● **WHAT THE TASK ASKS**
Copy out all of the material exactly.
-- START INPUT RECORDS --
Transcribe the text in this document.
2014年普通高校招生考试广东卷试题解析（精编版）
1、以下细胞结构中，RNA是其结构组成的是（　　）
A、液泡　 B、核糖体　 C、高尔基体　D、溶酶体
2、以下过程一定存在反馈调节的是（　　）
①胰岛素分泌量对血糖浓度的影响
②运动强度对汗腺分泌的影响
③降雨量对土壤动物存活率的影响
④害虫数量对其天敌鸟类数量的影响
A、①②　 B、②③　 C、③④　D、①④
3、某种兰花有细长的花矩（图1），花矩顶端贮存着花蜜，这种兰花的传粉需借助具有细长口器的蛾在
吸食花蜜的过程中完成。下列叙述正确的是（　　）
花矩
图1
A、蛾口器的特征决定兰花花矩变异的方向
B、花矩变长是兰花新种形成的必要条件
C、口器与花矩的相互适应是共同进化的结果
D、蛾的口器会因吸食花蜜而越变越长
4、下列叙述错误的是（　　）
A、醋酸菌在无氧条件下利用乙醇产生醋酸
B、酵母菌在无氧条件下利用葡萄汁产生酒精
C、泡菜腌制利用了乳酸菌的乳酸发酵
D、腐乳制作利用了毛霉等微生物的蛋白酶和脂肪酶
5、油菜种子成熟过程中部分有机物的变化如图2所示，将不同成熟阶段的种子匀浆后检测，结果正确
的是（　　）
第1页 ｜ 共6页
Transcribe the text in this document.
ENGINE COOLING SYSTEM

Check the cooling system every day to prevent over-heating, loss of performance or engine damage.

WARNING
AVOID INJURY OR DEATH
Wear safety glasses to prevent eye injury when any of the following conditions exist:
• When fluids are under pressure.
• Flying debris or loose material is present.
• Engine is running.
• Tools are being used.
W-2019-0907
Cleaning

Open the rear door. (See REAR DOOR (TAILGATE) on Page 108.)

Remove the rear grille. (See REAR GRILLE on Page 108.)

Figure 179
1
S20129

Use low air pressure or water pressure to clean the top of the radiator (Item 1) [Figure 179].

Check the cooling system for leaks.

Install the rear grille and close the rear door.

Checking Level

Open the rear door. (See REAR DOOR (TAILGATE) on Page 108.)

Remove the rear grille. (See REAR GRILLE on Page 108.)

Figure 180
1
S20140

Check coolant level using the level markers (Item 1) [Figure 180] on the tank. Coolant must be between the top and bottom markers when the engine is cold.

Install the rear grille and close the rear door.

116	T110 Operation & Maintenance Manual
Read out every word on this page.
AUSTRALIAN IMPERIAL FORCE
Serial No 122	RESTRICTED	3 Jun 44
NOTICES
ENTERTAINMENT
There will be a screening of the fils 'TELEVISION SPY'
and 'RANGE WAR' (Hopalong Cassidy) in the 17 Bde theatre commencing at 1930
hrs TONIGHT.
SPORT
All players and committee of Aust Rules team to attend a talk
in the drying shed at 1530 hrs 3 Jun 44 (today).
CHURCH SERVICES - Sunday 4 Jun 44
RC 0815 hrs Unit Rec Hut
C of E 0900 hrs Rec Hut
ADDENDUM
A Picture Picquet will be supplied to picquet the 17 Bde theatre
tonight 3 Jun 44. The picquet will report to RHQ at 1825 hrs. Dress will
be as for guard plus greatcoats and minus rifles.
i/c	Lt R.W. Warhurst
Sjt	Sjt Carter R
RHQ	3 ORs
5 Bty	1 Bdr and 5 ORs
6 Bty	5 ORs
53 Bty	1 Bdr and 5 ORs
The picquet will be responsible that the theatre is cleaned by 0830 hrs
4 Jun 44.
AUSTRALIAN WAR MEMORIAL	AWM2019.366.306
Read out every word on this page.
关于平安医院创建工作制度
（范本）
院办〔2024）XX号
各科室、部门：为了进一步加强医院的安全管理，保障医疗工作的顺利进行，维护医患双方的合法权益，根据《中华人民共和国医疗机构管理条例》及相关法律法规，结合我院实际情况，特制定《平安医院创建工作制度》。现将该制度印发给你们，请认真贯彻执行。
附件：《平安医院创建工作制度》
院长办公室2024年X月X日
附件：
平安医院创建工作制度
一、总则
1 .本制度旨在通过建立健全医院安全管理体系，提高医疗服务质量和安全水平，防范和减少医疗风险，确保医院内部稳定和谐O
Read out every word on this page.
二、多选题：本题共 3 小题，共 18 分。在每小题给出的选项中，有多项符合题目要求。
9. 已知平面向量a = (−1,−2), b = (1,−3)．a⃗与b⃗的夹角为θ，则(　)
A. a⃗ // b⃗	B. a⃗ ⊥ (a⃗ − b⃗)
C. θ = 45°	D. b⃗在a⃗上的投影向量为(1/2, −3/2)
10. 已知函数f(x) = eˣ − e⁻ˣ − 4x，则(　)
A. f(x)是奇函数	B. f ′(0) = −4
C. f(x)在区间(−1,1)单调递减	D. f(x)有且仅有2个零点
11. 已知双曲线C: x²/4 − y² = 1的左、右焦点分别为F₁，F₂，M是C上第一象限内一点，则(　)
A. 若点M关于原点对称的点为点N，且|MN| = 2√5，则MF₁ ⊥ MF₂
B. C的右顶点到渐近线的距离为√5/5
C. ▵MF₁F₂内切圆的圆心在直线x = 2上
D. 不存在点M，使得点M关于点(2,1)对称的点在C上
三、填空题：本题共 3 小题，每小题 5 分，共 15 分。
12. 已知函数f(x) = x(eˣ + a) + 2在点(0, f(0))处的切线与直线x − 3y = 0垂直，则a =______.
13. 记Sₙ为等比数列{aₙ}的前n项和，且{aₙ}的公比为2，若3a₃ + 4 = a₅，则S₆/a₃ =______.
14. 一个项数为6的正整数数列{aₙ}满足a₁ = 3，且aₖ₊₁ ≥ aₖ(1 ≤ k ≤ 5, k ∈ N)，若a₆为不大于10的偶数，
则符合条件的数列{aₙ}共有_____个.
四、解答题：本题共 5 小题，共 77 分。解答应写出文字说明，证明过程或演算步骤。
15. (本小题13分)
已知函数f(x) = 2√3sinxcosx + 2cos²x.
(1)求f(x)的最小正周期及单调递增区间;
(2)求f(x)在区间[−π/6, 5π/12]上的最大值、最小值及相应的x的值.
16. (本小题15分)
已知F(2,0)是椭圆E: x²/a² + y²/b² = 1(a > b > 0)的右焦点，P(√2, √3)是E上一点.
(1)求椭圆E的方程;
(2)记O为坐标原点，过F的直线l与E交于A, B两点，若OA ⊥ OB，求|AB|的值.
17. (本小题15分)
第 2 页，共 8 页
-- END INPUT RECORDS --
● **WORKED ANSWER**
Transcribe the text in this document.
2014年普通高校招生考试广东卷试题解析（精编版）
1、以下细胞结构中，RNA是其结构组成的是（　　）
A、液泡　 B、核糖体　 C、高尔基体　D、溶酶体
2、以下过程一定存在反馈调节的是（　　）
①胰岛素分泌量对血糖浓度的影响
②运动强度对汗腺分泌的影响
③降雨量对土壤动物存活率的影响
④害虫数量对其天敌鸟类数量的影响
A、①②　 B、②③　 C、③④　D、①④
3、某种兰花有细长的花矩（图1），花矩顶端贮存着花蜜，这种兰花的传粉需借助具有细长口器的蛾在
吸食花蜜的过程中完成。下列叙述正确的是（　　）
花矩
图1
A、蛾口器的特征决定兰花花矩变异的方向
B、花矩变长是兰花新种形成的必要条件
C、口器与花矩的相互适应是共同进化的结果
D、蛾的口器会因吸食花蜜而越变越长
4、下列叙述错误的是（　　）
A、醋酸菌在无氧条件下利用乙醇产生醋酸
B、酵母菌在无氧条件下利用葡萄汁产生酒精
C、泡菜腌制利用了乳酸菌的乳酸发酵
D、腐乳制作利用了毛霉等微生物的蛋白酶和脂肪酶
5、油菜种子成熟过程中部分有机物的变化如图2所示，将不同成熟阶段的种子匀浆后检测，结果正确
的是（　　）
第1页 ｜ 共6页
Transcribe the text in this document.
ENGINE COOLING SYSTEM

Check the cooling system every day to prevent over-heating, loss of performance or engine damage.

WARNING
AVOID INJURY OR DEATH
Wear safety glasses to prevent eye injury when any of the following conditions exist:
• When fluids are under pressure.
• Flying debris or loose material is present.
• Engine is running.
• Tools are being used.
W-2019-0907
Cleaning

Open the rear door. (See REAR DOOR (TAILGATE) on Page 108.)

Remove the rear grille. (See REAR GRILLE on Page 108.)

Figure 179
1
S20129

Use low air pressure or water pressure to clean the top of the radiator (Item 1) [Figure 179].

Check the cooling system for leaks.

Install the rear grille and close the rear door.

Checking Level

Open the rear door. (See REAR DOOR (TAILGATE) on Page 108.)

Remove the rear grille. (See REAR GRILLE on Page 108.)

Figure 180
1
S20140

Check coolant level using the level markers (Item 1) [Figure 180] on the tank. Coolant must be between the top and bottom markers when the engine is cold.

Install the rear grille and close the rear door.

116	T110 Operation & Maintenance Manual
Read out every word on this page.
AUSTRALIAN IMPERIAL FORCE
Serial No 122	RESTRICTED	3 Jun 44
NOTICES
ENTERTAINMENT
There will be a screening of the fils 'TELEVISION SPY'
and 'RANGE WAR' (Hopalong Cassidy) in the 17 Bde theatre commencing at 1930
hrs TONIGHT.
SPORT
All players and committee of Aust Rules team to attend a talk
in the drying shed at 1530 hrs 3 Jun 44 (today).
CHURCH SERVICES - Sunday 4 Jun 44
RC 0815 hrs Unit Rec Hut
C of E 0900 hrs Rec Hut
ADDENDUM
A Picture Picquet will be supplied to picquet the 17 Bde theatre
tonight 3 Jun 44. The picquet will report to RHQ at 1825 hrs. Dress will
be as for guard plus greatcoats and minus rifles.
i/c	Lt R.W. Warhurst
Sjt	Sjt Carter R
RHQ	3 ORs
5 Bty	1 Bdr and 5 ORs
6 Bty	5 ORs
53 Bty	1 Bdr and 5 ORs
The picquet will be responsible that the theatre is cleaned by 0830 hrs
4 Jun 44.
AUSTRALIAN WAR MEMORIAL	AWM2019.366.306
Read out every word on this page.
关于平安医院创建工作制度
（范本）
院办〔2024）XX号
各科室、部门：为了进一步加强医院的安全管理，保障医疗工作的顺利进行，维护医患双方的合法权益，根据《中华人民共和国医疗机构管理条例》及相关法律法规，结合我院实际情况，特制定《平安医院创建工作制度》。现将该制度印发给你们，请认真贯彻执行。
附件：《平安医院创建工作制度》
院长办公室2024年X月X日
附件：
平安医院创建工作制度
一、总则
1 .本制度旨在通过建立健全医院安全管理体系，提高医疗服务质量和安全水平，防范和减少医疗风险，确保医院内部稳定和谐O
Read out every word on this page.
二、多选题：本题共 3 小题，共 18 分。在每小题给出的选项中，有多项符合题目要求。
9. 已知平面向量a = (−1,−2), b = (1,−3)．a⃗与b⃗的夹角为θ，则(　)
A. a⃗ // b⃗	B. a⃗ ⊥ (a⃗ − b⃗)
C. θ = 45°	D. b⃗在a⃗上的投影向量为(1/2, −3/2)
10. 已知函数f(x) = eˣ − e⁻ˣ − 4x，则(　)
A. f(x)是奇函数	B. f ′(0) = −4
C. f(x)在区间(−1,1)单调递减	D. f(x)有且仅有2个零点
11. 已知双曲线C: x²/4 − y² = 1的左、右焦点分别为F₁，F₂，M是C上第一象限内一点，则(　)
A. 若点M关于原点对称的点为点N，且|MN| = 2√5，则MF₁ ⊥ MF₂
B. C的右顶点到渐近线的距离为√5/5
C. ▵MF₁F₂内切圆的圆心在直线x = 2上
D. 不存在点M，使得点M关于点(2,1)对称的点在C上
三、填空题：本题共 3 小题，每小题 5 分，共 15 分。
12. 已知函数f(x) = x(eˣ + a) + 2在点(0, f(0))处的切线与直线x − 3y = 0垂直，则a =______.
13. 记Sₙ为等比数列{aₙ}的前n项和，且{aₙ}的公比为2，若3a₃ + 4 = a₅，则S₆/a₃ =______.
14. 一个项数为6的正整数数列{aₙ}满足a₁ = 3，且aₖ₊₁ ≥ aₖ(1 ≤ k ≤ 5, k ∈ N)，若a₆为不大于10的偶数，
则符合条件的数列{aₙ}共有_____个.
四、解答题：本题共 5 小题，共 77 分。解答应写出文字说明，证明过程或演算步骤。
15. (本小题13分)
已知函数f(x) = 2√3sinxcosx + 2cos²x.
(1)求f(x)的最小正周期及单调递增区间;
(2)求f(x)在区间[−π/6, 5π/12]上的最大值、最小值及相应的x的值.
16. (本小题15分)
已知F(2,0)是椭圆E: x²/a² + y²/b² = 1(a > b > 0)的右焦点，P(√2, √3)是E上一点.
(1)求椭圆E的方程;
(2)记O为坐标原点，过F的直线l与E交于A, B两点，若OA ⊥ OB，求|AB|的值.
17. (本小题15分)
第 2 页，共 8 页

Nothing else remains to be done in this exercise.